(Part of a data file)
>>

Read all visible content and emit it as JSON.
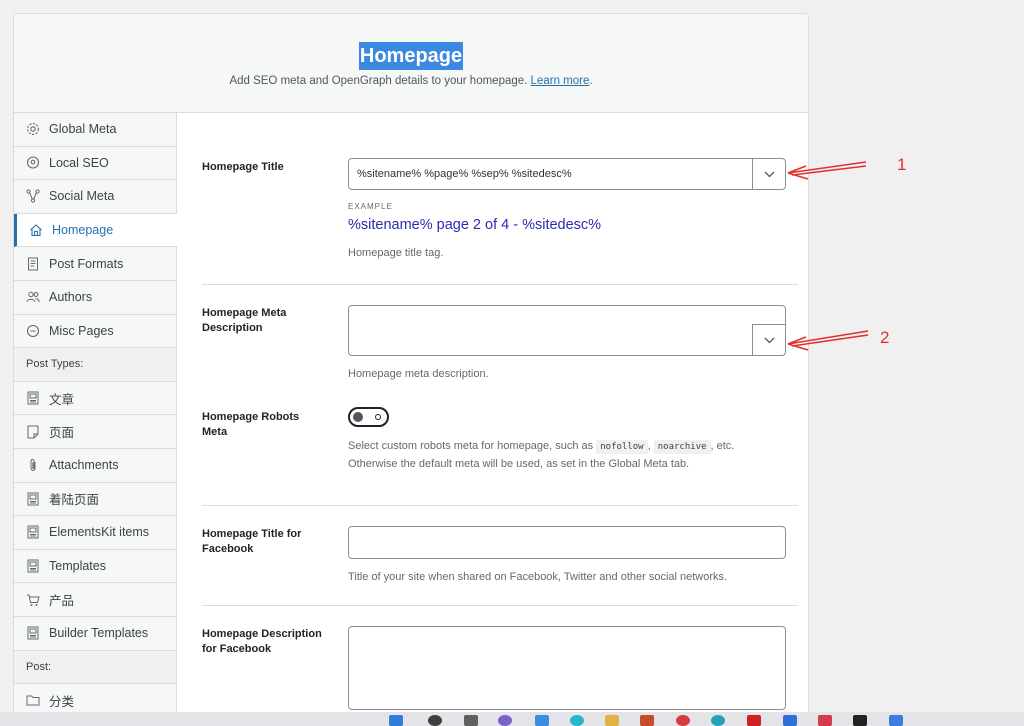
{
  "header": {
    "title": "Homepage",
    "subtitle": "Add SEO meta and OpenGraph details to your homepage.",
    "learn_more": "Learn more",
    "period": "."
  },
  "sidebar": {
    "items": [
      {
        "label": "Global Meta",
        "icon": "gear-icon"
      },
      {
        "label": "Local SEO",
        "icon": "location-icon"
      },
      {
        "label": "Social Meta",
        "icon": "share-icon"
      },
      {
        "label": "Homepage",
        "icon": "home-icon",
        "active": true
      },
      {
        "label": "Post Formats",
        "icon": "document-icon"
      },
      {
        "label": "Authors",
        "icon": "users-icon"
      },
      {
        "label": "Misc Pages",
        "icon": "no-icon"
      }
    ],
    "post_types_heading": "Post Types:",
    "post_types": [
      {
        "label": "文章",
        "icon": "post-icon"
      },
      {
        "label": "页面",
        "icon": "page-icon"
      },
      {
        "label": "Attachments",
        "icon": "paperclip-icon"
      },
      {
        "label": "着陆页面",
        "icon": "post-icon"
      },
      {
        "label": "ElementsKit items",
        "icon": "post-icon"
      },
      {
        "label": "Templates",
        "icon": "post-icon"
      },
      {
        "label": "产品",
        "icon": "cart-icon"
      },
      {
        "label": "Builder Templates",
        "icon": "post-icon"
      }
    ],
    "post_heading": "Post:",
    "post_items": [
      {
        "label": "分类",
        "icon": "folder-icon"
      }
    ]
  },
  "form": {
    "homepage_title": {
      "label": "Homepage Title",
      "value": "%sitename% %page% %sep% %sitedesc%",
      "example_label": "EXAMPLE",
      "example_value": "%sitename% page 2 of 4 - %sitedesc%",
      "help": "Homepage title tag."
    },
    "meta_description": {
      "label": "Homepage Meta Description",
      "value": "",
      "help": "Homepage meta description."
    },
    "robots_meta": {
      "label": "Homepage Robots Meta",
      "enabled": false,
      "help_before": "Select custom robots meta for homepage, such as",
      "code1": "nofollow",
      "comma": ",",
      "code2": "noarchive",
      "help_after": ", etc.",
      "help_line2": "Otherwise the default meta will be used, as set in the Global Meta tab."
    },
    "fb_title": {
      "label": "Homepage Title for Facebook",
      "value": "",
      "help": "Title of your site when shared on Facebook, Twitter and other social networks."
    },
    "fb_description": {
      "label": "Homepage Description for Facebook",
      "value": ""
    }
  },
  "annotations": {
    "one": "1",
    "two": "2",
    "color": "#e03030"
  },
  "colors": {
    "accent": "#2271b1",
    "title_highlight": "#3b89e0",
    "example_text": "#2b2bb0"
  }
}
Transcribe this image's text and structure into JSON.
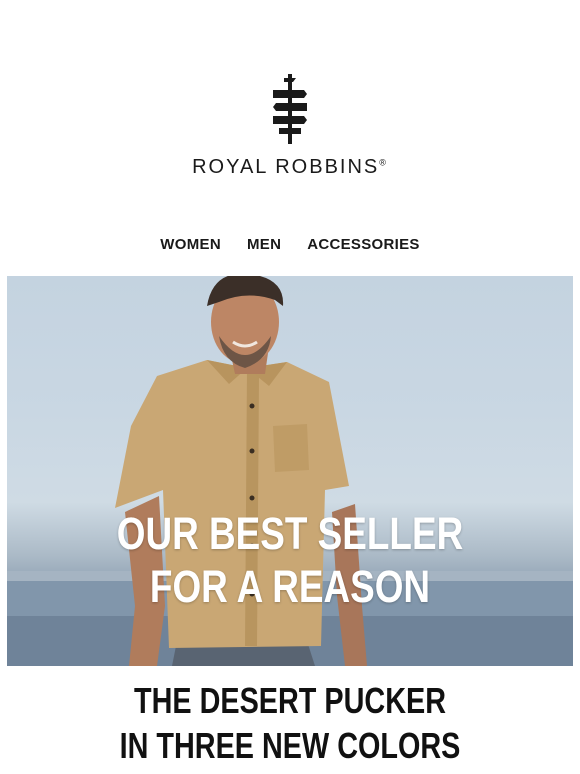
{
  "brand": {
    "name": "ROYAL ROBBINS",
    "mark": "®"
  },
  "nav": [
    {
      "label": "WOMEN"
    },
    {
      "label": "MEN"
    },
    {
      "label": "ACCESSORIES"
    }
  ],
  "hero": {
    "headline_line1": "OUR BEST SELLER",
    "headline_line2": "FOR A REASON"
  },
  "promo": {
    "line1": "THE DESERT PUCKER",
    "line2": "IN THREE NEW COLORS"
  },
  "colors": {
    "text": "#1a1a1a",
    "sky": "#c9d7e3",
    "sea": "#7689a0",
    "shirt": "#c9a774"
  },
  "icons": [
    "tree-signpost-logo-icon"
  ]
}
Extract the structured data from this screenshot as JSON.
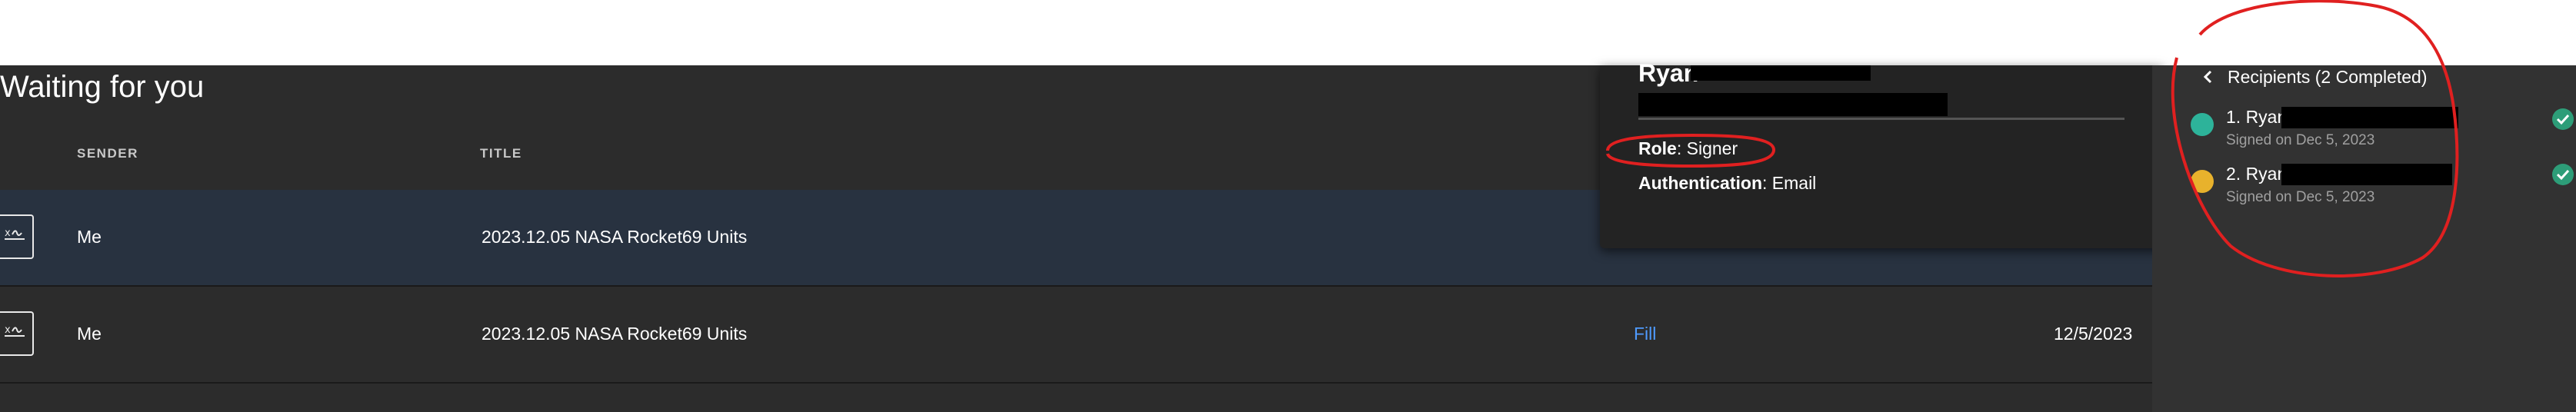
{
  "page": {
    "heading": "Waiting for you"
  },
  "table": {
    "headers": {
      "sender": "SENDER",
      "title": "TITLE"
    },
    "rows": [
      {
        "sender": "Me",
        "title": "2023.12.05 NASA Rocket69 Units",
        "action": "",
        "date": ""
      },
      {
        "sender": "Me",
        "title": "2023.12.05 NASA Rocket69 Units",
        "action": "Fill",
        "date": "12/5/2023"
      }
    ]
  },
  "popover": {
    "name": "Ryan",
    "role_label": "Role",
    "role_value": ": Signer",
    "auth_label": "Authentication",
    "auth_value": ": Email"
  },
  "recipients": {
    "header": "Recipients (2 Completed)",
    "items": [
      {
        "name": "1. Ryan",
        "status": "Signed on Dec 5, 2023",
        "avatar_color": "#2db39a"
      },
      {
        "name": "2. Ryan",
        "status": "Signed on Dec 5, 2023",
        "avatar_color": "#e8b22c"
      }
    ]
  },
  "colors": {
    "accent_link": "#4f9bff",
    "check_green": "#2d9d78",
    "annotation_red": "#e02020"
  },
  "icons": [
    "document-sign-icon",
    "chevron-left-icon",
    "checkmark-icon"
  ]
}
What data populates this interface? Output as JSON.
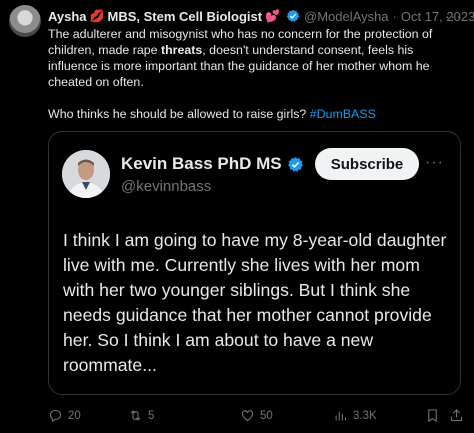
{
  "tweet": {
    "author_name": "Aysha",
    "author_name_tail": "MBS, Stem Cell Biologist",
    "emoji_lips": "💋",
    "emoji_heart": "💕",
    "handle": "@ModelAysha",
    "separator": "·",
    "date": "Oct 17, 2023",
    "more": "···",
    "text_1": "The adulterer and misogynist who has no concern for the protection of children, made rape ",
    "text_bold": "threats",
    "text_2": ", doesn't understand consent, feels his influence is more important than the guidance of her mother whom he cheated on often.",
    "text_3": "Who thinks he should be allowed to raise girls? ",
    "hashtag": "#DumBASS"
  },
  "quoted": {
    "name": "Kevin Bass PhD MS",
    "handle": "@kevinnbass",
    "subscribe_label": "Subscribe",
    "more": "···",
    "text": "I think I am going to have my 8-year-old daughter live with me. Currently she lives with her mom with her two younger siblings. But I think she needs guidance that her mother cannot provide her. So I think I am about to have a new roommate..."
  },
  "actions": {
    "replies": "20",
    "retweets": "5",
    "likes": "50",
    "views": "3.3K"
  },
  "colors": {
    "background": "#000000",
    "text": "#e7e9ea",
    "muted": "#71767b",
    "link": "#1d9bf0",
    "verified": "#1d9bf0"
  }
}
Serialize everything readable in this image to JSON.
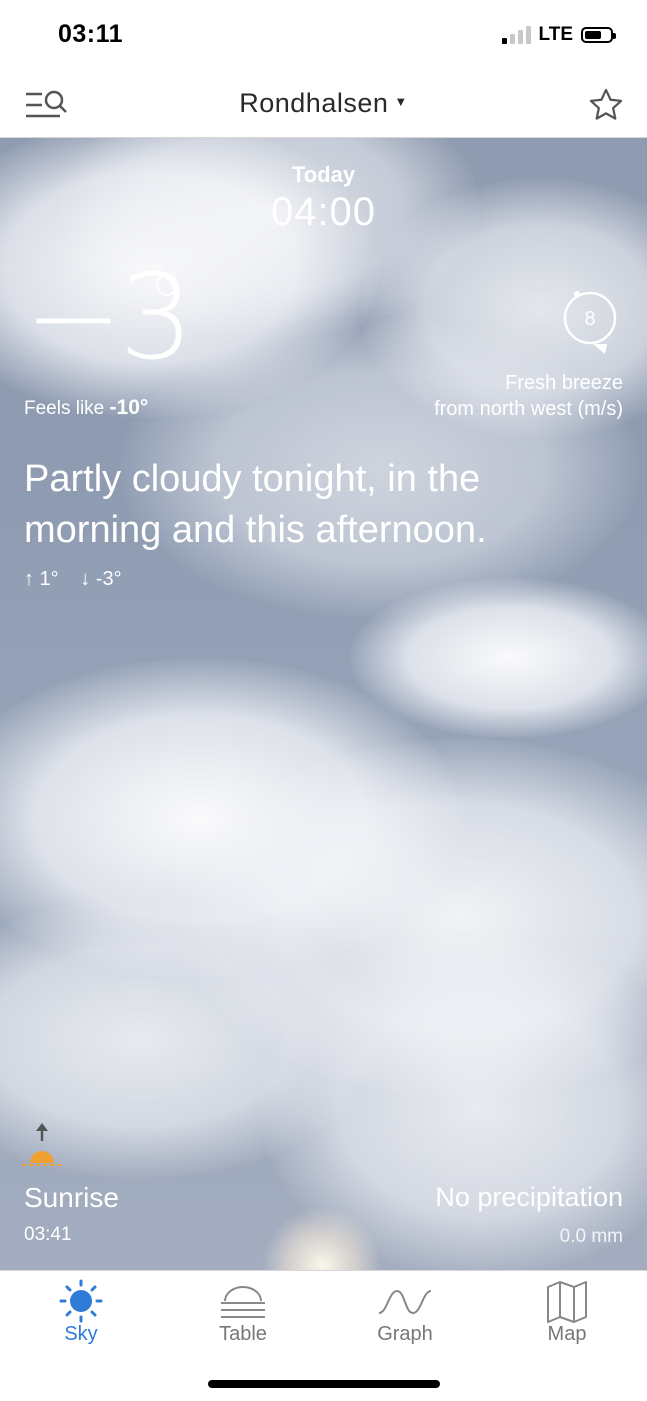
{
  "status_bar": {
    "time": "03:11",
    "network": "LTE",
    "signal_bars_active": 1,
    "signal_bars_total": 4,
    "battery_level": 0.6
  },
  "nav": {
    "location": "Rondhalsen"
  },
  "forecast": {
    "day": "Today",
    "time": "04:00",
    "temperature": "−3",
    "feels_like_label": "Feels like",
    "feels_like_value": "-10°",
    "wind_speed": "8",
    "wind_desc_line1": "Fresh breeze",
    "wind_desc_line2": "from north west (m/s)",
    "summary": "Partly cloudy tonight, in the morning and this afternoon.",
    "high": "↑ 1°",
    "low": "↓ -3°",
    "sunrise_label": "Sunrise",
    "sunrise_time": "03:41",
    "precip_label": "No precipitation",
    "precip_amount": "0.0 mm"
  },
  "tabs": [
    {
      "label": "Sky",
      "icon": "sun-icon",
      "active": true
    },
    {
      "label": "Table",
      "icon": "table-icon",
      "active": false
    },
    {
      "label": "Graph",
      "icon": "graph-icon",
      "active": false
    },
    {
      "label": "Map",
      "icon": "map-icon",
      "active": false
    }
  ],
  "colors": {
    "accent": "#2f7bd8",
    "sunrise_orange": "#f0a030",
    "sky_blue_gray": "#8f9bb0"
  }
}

<<

YOUR OBJECTIVE >> The records shown above are to be repeated exactly, with the pictures left out.

EXERCISE SOLUTION >>
Read all visible content and emit it as JSON.
{
  "header": {
    "title": "Homepage",
    "subtitle": "Add SEO meta and OpenGraph details to your homepage.",
    "learn_more": "Learn more",
    "period": "."
  },
  "sidebar": {
    "items": [
      {
        "label": "Global Meta",
        "icon": "gear-icon"
      },
      {
        "label": "Local SEO",
        "icon": "location-icon"
      },
      {
        "label": "Social Meta",
        "icon": "share-icon"
      },
      {
        "label": "Homepage",
        "icon": "home-icon",
        "active": true
      },
      {
        "label": "Post Formats",
        "icon": "document-icon"
      },
      {
        "label": "Authors",
        "icon": "users-icon"
      },
      {
        "label": "Misc Pages",
        "icon": "no-icon"
      }
    ],
    "post_types_heading": "Post Types:",
    "post_types": [
      {
        "label": "文章",
        "icon": "post-icon"
      },
      {
        "label": "页面",
        "icon": "page-icon"
      },
      {
        "label": "Attachments",
        "icon": "paperclip-icon"
      },
      {
        "label": "着陆页面",
        "icon": "post-icon"
      },
      {
        "label": "ElementsKit items",
        "icon": "post-icon"
      },
      {
        "label": "Templates",
        "icon": "post-icon"
      },
      {
        "label": "产品",
        "icon": "cart-icon"
      },
      {
        "label": "Builder Templates",
        "icon": "post-icon"
      }
    ],
    "post_heading": "Post:",
    "post_items": [
      {
        "label": "分类",
        "icon": "folder-icon"
      }
    ]
  },
  "form": {
    "homepage_title": {
      "label": "Homepage Title",
      "value": "%sitename% %page% %sep% %sitedesc%",
      "example_label": "EXAMPLE",
      "example_value": "%sitename% page 2 of 4 - %sitedesc%",
      "help": "Homepage title tag."
    },
    "meta_description": {
      "label": "Homepage Meta Description",
      "value": "",
      "help": "Homepage meta description."
    },
    "robots_meta": {
      "label": "Homepage Robots Meta",
      "enabled": false,
      "help_before": "Select custom robots meta for homepage, such as",
      "code1": "nofollow",
      "comma": ",",
      "code2": "noarchive",
      "help_after": ", etc.",
      "help_line2": "Otherwise the default meta will be used, as set in the Global Meta tab."
    },
    "fb_title": {
      "label": "Homepage Title for Facebook",
      "value": "",
      "help": "Title of your site when shared on Facebook, Twitter and other social networks."
    },
    "fb_description": {
      "label": "Homepage Description for Facebook",
      "value": ""
    }
  },
  "annotations": {
    "one": "1",
    "two": "2",
    "color": "#e03030"
  },
  "colors": {
    "accent": "#2271b1",
    "title_highlight": "#3b89e0",
    "example_text": "#2b2bb0"
  }
}
Transcribe this image's text and structure into JSON.
{
  "brand": {
    "name": "ROYAL ROBBINS",
    "mark": "®"
  },
  "nav": [
    {
      "label": "WOMEN"
    },
    {
      "label": "MEN"
    },
    {
      "label": "ACCESSORIES"
    }
  ],
  "hero": {
    "headline_line1": "OUR BEST SELLER",
    "headline_line2": "FOR A REASON"
  },
  "promo": {
    "line1": "THE DESERT PUCKER",
    "line2": "IN THREE NEW COLORS"
  },
  "colors": {
    "text": "#1a1a1a",
    "sky": "#c9d7e3",
    "sea": "#7689a0",
    "shirt": "#c9a774"
  },
  "icons": [
    "tree-signpost-logo-icon"
  ]
}
Extract the structured data from this screenshot as JSON.
{
  "page": {
    "heading": "Waiting for you"
  },
  "table": {
    "headers": {
      "sender": "SENDER",
      "title": "TITLE"
    },
    "rows": [
      {
        "sender": "Me",
        "title": "2023.12.05 NASA Rocket69 Units",
        "action": "",
        "date": ""
      },
      {
        "sender": "Me",
        "title": "2023.12.05 NASA Rocket69 Units",
        "action": "Fill",
        "date": "12/5/2023"
      }
    ]
  },
  "popover": {
    "name": "Ryan",
    "role_label": "Role",
    "role_value": ": Signer",
    "auth_label": "Authentication",
    "auth_value": ": Email"
  },
  "recipients": {
    "header": "Recipients (2 Completed)",
    "items": [
      {
        "name": "1. Ryan",
        "status": "Signed on Dec 5, 2023",
        "avatar_color": "#2db39a"
      },
      {
        "name": "2. Ryan",
        "status": "Signed on Dec 5, 2023",
        "avatar_color": "#e8b22c"
      }
    ]
  },
  "colors": {
    "accent_link": "#4f9bff",
    "check_green": "#2d9d78",
    "annotation_red": "#e02020"
  },
  "icons": [
    "document-sign-icon",
    "chevron-left-icon",
    "checkmark-icon"
  ]
}
What data populates this interface? Output as JSON.
{
  "tweet": {
    "author_name": "Aysha",
    "author_name_tail": "MBS, Stem Cell Biologist",
    "emoji_lips": "💋",
    "emoji_heart": "💕",
    "handle": "@ModelAysha",
    "separator": "·",
    "date": "Oct 17, 2023",
    "more": "···",
    "text_1": "The adulterer and misogynist who has no concern for the protection of children, made rape ",
    "text_bold": "threats",
    "text_2": ", doesn't understand consent, feels his influence is more important than the guidance of her mother whom he cheated on often.",
    "text_3": "Who thinks he should be allowed to raise girls? ",
    "hashtag": "#DumBASS"
  },
  "quoted": {
    "name": "Kevin Bass PhD MS",
    "handle": "@kevinnbass",
    "subscribe_label": "Subscribe",
    "more": "···",
    "text": "I think I am going to have my 8-year-old daughter live with me. Currently she lives with her mom with her two younger siblings. But I think she needs guidance that her mother cannot provide her. So I think I am about to have a new roommate..."
  },
  "actions": {
    "replies": "20",
    "retweets": "5",
    "likes": "50",
    "views": "3.3K"
  },
  "colors": {
    "background": "#000000",
    "text": "#e7e9ea",
    "muted": "#71767b",
    "link": "#1d9bf0",
    "verified": "#1d9bf0"
  }
}
Serialize everything readable in this image to JSON.
{
  "status_bar": {
    "time": "03:11",
    "network": "LTE",
    "signal_bars_active": 1,
    "signal_bars_total": 4,
    "battery_level": 0.6
  },
  "nav": {
    "location": "Rondhalsen"
  },
  "forecast": {
    "day": "Today",
    "time": "04:00",
    "temperature": "−3",
    "feels_like_label": "Feels like",
    "feels_like_value": "-10°",
    "wind_speed": "8",
    "wind_desc_line1": "Fresh breeze",
    "wind_desc_line2": "from north west (m/s)",
    "summary": "Partly cloudy tonight, in the morning and this afternoon.",
    "high": "↑ 1°",
    "low": "↓ -3°",
    "sunrise_label": "Sunrise",
    "sunrise_time": "03:41",
    "precip_label": "No precipitation",
    "precip_amount": "0.0 mm"
  },
  "tabs": [
    {
      "label": "Sky",
      "icon": "sun-icon",
      "active": true
    },
    {
      "label": "Table",
      "icon": "table-icon",
      "active": false
    },
    {
      "label": "Graph",
      "icon": "graph-icon",
      "active": false
    },
    {
      "label": "Map",
      "icon": "map-icon",
      "active": false
    }
  ],
  "colors": {
    "accent": "#2f7bd8",
    "sunrise_orange": "#f0a030",
    "sky_blue_gray": "#8f9bb0"
  }
}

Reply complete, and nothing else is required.